I guess all you 9-to-5ers are a little miffed this wasn't a three-day weekend, but them's the breaks (sukkas). At least you still have today to sleep it off. Imagine my poor neighbors: it started raining - like torrential downpours, spitting lightning - almost 10 minutes before darkness fell, and lasted well into the morning hours. That means all the kids who were only allowed to pop-off a few bottle rockets and firecrackers, and hold sparklers "until it gets dark," got shafted, so they'll all be out, shooting the $300 worth of grab-bag fireworks they couldn't shoot on the right day (which isn't even the right day, come to find out). A perfect day for a hangover.

I will be playing what is shaping-up to be our final D&D game. Depending on any number of things, me and my former neighbor may continue to run his character, or he may retire him to an NPC full-time. Actually, the neighbor who is moving out-of-state (the one who complained he couldn't get into it because he "[had] no imagination") expressed some remorse at having to give-up on it before really having the chance to play, so I'm going to give it an earnest go once more tomorrow.

As I said earlier, I have an entire piece on why the next generation - the generation to which these two fellas belong - didn't take to tabletop RPG. It is bolstered entirely by an article I know I read on either CBS or ABC News some years back. It was a very detailed piece about how the new generation (today's 20-somethings, by my best estimate), quite frankly, lacks imagination. The long and short of the study showed that "Generation Y" (or whatever) excelled at tasks they were given, but absolutely failed - fell flat-on-their-faces, failed - at any task for which they were not given explicit directions.

Because there's so much going on and the piece is actually (supposed to be) the final in a series, and because this whole experiment is going to occupy no small amount of room across the site, I'm touching on this now to start getting the theme into the heads of any readers we have here representin', yo (Generation Y - or whatever they are called): Gen-Yers have no imagination!

*Tasks to complete*
#1 Translate this sentence from the blog post into Spanish: "At least you still have today to sleep it off."
#2 Please write out the part of the entries that opens with their first line and closes with the line containing "company-seal-stamp: Shenzhen Hongcai", including both of those lines.
The blog post and the entries that come next are unrelated material.

*Task data*

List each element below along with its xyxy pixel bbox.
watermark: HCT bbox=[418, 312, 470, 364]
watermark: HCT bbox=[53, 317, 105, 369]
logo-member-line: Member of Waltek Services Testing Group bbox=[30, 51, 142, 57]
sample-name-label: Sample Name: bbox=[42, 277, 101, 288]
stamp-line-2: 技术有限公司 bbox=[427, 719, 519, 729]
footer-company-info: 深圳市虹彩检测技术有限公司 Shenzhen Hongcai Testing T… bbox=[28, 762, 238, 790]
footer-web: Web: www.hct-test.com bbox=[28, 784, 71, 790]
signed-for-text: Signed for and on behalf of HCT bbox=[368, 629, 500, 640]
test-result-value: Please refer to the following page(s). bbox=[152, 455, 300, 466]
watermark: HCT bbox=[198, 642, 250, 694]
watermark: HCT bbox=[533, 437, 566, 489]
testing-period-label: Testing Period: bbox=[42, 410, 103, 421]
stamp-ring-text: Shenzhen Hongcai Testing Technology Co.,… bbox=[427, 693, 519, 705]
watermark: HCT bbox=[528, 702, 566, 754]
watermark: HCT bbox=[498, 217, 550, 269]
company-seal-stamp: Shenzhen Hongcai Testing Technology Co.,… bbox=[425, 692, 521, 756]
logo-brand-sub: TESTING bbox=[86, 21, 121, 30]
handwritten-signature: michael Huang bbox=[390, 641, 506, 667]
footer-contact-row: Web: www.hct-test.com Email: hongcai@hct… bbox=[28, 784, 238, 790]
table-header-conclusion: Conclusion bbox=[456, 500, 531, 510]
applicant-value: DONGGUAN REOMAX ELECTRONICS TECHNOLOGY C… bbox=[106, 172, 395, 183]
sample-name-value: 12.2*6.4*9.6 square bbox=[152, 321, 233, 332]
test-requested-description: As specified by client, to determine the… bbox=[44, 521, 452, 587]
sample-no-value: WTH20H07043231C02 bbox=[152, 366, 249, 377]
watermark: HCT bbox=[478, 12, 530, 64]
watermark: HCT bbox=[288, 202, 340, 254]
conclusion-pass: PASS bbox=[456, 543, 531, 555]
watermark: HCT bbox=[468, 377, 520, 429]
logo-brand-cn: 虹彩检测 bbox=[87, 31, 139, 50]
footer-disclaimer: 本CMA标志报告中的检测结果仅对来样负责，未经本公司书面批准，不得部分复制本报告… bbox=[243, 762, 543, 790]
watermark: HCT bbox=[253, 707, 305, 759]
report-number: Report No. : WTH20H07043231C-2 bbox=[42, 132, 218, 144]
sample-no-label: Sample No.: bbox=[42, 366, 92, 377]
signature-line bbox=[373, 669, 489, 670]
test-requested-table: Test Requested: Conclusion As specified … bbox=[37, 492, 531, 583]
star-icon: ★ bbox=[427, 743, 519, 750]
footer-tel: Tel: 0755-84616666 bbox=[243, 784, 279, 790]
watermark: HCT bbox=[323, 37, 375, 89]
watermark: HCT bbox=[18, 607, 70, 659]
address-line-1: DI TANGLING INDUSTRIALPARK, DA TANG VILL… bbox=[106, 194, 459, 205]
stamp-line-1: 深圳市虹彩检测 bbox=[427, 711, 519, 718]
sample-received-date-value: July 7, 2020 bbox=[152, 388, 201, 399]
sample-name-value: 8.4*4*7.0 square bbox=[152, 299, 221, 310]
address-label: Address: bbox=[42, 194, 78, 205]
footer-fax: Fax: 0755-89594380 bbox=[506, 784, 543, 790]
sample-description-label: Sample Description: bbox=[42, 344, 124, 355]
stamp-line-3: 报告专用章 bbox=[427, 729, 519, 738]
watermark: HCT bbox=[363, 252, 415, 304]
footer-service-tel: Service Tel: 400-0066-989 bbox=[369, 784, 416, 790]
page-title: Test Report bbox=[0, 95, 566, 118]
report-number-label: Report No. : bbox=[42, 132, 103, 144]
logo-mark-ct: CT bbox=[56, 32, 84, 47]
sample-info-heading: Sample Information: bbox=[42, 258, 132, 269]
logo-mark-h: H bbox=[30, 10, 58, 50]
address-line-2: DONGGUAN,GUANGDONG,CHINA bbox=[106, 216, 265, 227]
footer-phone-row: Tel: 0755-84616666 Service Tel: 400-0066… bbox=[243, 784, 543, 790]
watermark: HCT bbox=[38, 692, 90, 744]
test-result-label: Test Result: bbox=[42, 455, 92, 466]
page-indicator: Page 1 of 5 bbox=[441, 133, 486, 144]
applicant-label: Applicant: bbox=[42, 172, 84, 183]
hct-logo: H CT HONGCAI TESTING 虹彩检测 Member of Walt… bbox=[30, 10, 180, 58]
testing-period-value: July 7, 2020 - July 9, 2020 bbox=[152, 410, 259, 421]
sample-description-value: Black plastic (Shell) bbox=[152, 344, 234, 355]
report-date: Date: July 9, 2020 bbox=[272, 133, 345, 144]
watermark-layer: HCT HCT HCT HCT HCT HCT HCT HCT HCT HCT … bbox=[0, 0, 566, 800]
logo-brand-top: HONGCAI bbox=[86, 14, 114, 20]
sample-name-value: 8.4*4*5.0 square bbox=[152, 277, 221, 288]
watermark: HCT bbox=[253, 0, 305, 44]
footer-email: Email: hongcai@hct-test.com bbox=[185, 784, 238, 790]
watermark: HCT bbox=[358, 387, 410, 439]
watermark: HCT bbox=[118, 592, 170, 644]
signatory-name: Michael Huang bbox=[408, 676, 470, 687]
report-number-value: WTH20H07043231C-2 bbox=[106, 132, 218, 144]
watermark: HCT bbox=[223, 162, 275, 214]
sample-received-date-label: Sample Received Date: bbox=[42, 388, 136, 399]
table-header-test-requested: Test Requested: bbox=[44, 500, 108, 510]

*Responses*
#1 Al menos todavía les queda hoy para dormir la mona.

#2
List each element below along with its xyxy pixel bbox.
watermark: HCT bbox=[418, 312, 470, 364]
watermark: HCT bbox=[53, 317, 105, 369]
logo-member-line: Member of Waltek Services Testing Group bbox=[30, 51, 142, 57]
sample-name-label: Sample Name: bbox=[42, 277, 101, 288]
stamp-line-2: 技术有限公司 bbox=[427, 719, 519, 729]
footer-company-info: 深圳市虹彩检测技术有限公司 Shenzhen Hongcai Testing T… bbox=[28, 762, 238, 790]
footer-web: Web: www.hct-test.com bbox=[28, 784, 71, 790]
signed-for-text: Signed for and on behalf of HCT bbox=[368, 629, 500, 640]
test-result-value: Please refer to the following page(s). bbox=[152, 455, 300, 466]
watermark: HCT bbox=[198, 642, 250, 694]
watermark: HCT bbox=[533, 437, 566, 489]
testing-period-label: Testing Period: bbox=[42, 410, 103, 421]
stamp-ring-text: Shenzhen Hongcai Testing Technology Co.,… bbox=[427, 693, 519, 705]
watermark: HCT bbox=[528, 702, 566, 754]
watermark: HCT bbox=[498, 217, 550, 269]
company-seal-stamp: Shenzhen Hongcai Testing Technology Co.,… bbox=[425, 692, 521, 756]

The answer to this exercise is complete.